**WRITTEN REQUEST**:
Using the listing below, please gather every line containing the word "robot".

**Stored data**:
---------------
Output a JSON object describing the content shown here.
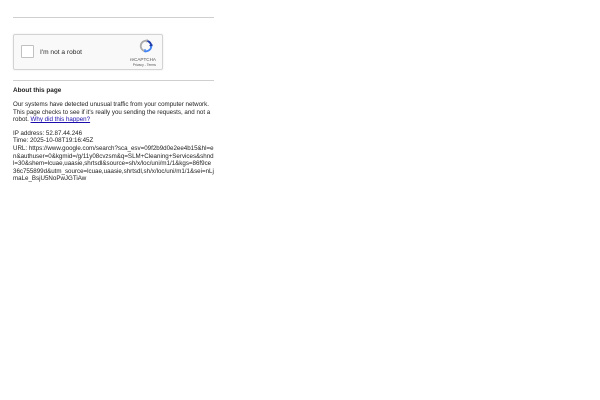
{
  "captcha": {
    "label": "I'm not a robot",
    "brand": "reCAPTCHA",
    "privacy": "Privacy",
    "separator": " - ",
    "terms": "Terms"
  },
  "about": {
    "title": "About this page",
    "body": "Our systems have detected unusual traffic from your computer network. This page checks to see if it's really you sending the requests, and not a robot. ",
    "link": "Why did this happen?"
  },
  "info": {
    "ip_label": "IP address: ",
    "ip": "52.87.44.246",
    "time_label": "Time: ",
    "time": "2025-10-08T19:16:45Z",
    "url_label": "URL: ",
    "url": "https://www.google.com/search?sca_esv=09f2b9d0e2ee4b15&hl=en&authuser=0&kgmid=/g/11y08cvzsm&q=SLM+Cleaning+Services&shndl=30&shem=lcuae,uaasie,shrtsdl&source=sh/x/loc/uni/m1/1&kgs=86f9ce36c755899d&utm_source=lcuae,uaasie,shrtsdl,sh/x/loc/uni/m1/1&sei=nLjmaLe_BsjU5NoPwJGTiAw"
  }
}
---------------
**THE RESPONSE**:
    "label": "I'm not a robot",
    "body": "Our systems have detected unusual traffic from your computer network. This page checks to see if it's really you sending the requests, and not a robot. ",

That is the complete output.